───── Dataset records ─────

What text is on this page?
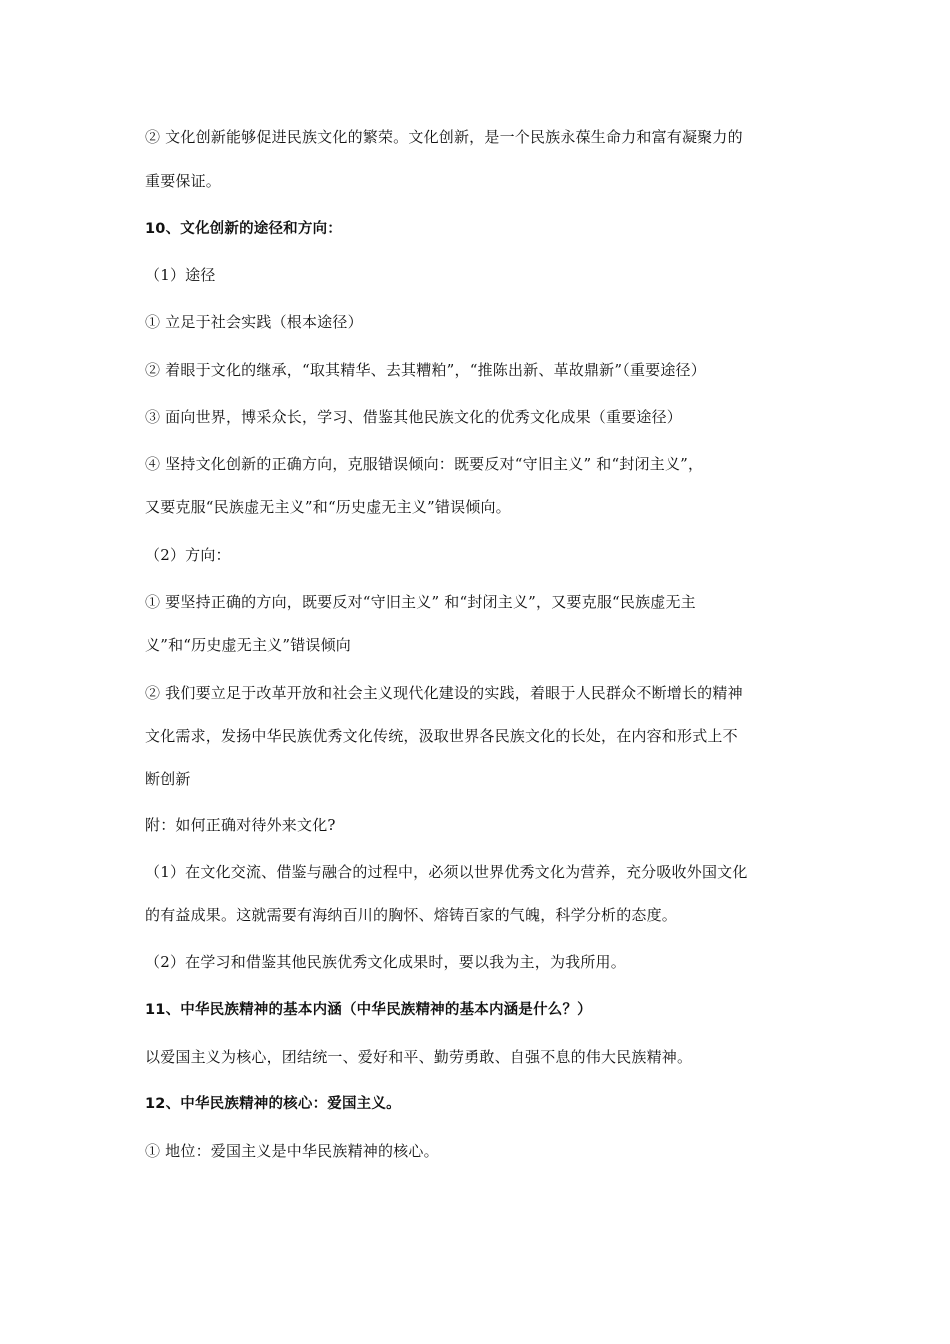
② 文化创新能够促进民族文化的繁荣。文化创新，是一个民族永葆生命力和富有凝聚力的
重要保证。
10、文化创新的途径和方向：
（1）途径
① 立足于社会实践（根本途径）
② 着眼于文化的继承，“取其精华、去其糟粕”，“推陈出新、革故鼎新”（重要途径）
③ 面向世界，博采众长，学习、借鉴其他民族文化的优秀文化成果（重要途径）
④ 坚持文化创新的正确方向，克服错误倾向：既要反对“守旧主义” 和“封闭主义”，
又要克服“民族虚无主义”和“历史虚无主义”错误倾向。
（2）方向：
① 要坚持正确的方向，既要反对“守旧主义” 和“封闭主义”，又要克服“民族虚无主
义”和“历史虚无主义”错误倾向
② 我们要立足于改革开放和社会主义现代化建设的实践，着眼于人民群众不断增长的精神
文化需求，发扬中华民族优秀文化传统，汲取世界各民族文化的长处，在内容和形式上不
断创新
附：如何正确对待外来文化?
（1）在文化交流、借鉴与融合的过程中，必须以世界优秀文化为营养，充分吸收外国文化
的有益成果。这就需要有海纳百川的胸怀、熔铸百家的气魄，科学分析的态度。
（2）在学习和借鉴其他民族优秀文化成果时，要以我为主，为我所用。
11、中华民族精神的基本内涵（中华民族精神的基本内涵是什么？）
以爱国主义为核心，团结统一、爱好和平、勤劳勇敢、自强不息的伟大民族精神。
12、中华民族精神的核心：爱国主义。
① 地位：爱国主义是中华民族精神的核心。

─────
───── Dataset records ─────

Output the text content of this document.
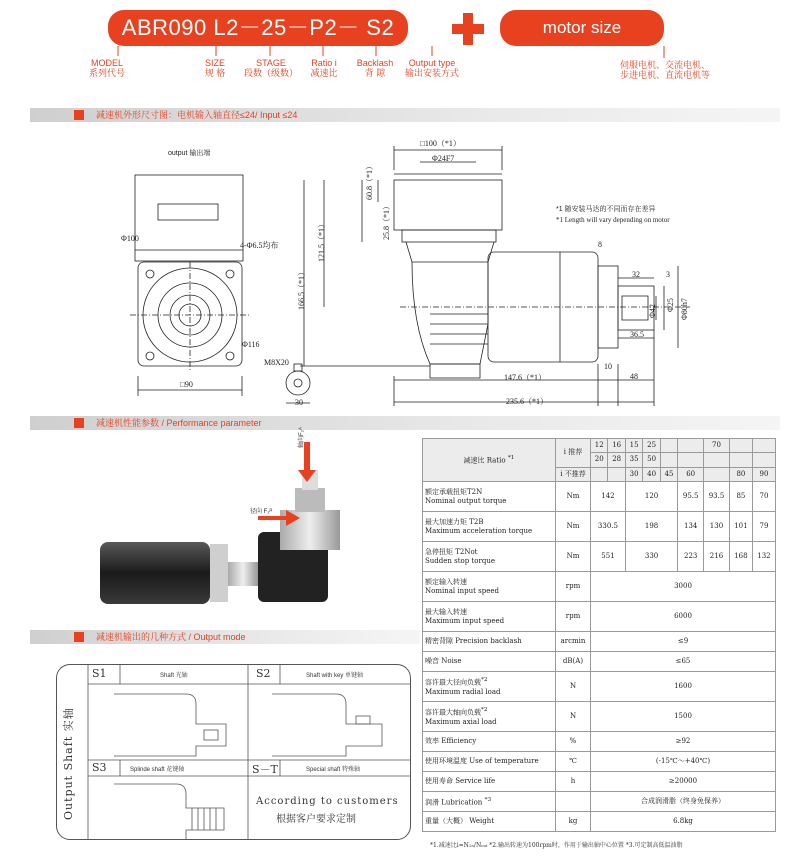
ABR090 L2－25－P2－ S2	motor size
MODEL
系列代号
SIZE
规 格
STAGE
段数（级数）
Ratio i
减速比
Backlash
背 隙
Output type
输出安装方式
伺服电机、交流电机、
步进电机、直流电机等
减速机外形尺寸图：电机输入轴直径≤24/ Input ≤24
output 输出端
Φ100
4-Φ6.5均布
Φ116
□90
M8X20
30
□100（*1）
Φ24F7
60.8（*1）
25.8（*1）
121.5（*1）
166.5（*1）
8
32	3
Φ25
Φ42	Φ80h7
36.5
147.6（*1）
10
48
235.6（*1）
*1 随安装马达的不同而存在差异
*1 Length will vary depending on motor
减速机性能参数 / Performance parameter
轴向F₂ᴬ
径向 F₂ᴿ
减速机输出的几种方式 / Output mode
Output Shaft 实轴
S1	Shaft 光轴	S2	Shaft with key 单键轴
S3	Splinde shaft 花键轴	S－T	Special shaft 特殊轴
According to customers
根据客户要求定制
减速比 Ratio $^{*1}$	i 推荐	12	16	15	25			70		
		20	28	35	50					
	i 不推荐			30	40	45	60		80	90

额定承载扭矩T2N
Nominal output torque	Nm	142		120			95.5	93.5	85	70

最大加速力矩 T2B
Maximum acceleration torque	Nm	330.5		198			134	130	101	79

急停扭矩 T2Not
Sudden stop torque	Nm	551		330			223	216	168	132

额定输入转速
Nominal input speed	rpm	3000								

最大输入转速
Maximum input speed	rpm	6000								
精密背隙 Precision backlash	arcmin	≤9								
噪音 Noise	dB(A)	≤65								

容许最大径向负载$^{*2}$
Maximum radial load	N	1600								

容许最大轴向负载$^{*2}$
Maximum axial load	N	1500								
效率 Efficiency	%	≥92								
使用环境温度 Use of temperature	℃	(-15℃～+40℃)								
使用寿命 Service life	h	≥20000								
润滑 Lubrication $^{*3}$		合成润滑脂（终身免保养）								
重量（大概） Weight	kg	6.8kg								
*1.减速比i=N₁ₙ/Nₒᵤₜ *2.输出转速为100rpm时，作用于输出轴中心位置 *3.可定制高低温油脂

─────
───── Dataset records ─────

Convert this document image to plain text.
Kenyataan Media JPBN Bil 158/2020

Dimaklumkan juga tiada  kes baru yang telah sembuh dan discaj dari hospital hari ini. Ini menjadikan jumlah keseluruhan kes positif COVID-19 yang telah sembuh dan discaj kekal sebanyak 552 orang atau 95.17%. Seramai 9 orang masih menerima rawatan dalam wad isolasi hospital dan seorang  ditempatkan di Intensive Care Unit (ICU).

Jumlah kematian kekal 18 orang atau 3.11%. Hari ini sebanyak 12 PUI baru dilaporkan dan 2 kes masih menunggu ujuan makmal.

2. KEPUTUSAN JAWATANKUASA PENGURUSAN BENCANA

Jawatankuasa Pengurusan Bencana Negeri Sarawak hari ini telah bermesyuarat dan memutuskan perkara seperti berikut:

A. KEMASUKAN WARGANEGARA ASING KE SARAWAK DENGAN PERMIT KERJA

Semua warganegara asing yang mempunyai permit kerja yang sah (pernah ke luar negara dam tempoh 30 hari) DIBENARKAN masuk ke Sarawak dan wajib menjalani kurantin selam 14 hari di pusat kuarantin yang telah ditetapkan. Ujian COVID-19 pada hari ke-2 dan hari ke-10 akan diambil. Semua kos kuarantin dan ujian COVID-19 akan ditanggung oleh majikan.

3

─────

**Task directions**: Show all lines from the listing above in which "document" appears.

**Result of the task**:
Output the text content of this document.
Convert this document image to plain text.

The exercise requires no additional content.